**** Exercise material ****

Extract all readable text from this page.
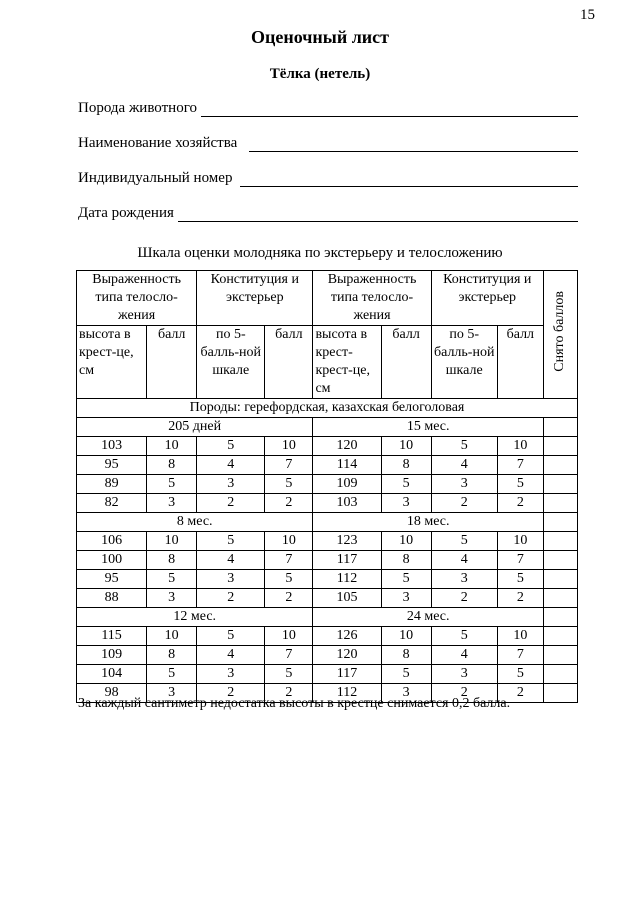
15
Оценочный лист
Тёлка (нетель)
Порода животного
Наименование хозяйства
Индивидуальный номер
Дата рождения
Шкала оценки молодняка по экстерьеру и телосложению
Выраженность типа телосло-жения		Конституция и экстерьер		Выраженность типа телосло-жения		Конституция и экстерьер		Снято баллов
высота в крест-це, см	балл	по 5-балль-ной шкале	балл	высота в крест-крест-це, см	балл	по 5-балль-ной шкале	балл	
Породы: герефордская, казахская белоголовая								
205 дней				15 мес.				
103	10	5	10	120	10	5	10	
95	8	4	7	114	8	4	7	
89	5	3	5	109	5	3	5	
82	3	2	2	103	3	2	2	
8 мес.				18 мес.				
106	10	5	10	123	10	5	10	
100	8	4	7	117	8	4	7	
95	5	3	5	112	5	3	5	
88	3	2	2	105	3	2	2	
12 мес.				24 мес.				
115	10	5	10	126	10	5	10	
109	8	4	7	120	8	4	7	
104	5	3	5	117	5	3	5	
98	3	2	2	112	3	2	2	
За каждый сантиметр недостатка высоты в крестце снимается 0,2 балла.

****

__To be done__: From start to finish, output the listing exactly, but omit its pictures.

__Answer for this exercise__:
Extract all readable text from this page.
15
Оценочный лист
Тёлка (нетель)
Порода животного
Наименование хозяйства
Индивидуальный номер
Дата рождения
Шкала оценки молодняка по экстерьеру и телосложению
Выраженность типа телосло-жения		Конституция и экстерьер		Выраженность типа телосло-жения		Конституция и экстерьер		Снято баллов
высота в крест-це, см	балл	по 5-балль-ной шкале	балл	высота в крест-крест-це, см	балл	по 5-балль-ной шкале	балл	
Породы: герефордская, казахская белоголовая								
205 дней				15 мес.				
103	10	5	10	120	10	5	10	
95	8	4	7	114	8	4	7	
89	5	3	5	109	5	3	5	
82	3	2	2	103	3	2	2	
8 мес.				18 мес.				
106	10	5	10	123	10	5	10	
100	8	4	7	117	8	4	7	
95	5	3	5	112	5	3	5	
88	3	2	2	105	3	2	2	
12 мес.				24 мес.				
115	10	5	10	126	10	5	10	
109	8	4	7	120	8	4	7	
104	5	3	5	117	5	3	5	
98	3	2	2	112	3	2	2	
За каждый сантиметр недостатка высоты в крестце снимается 0,2 балла.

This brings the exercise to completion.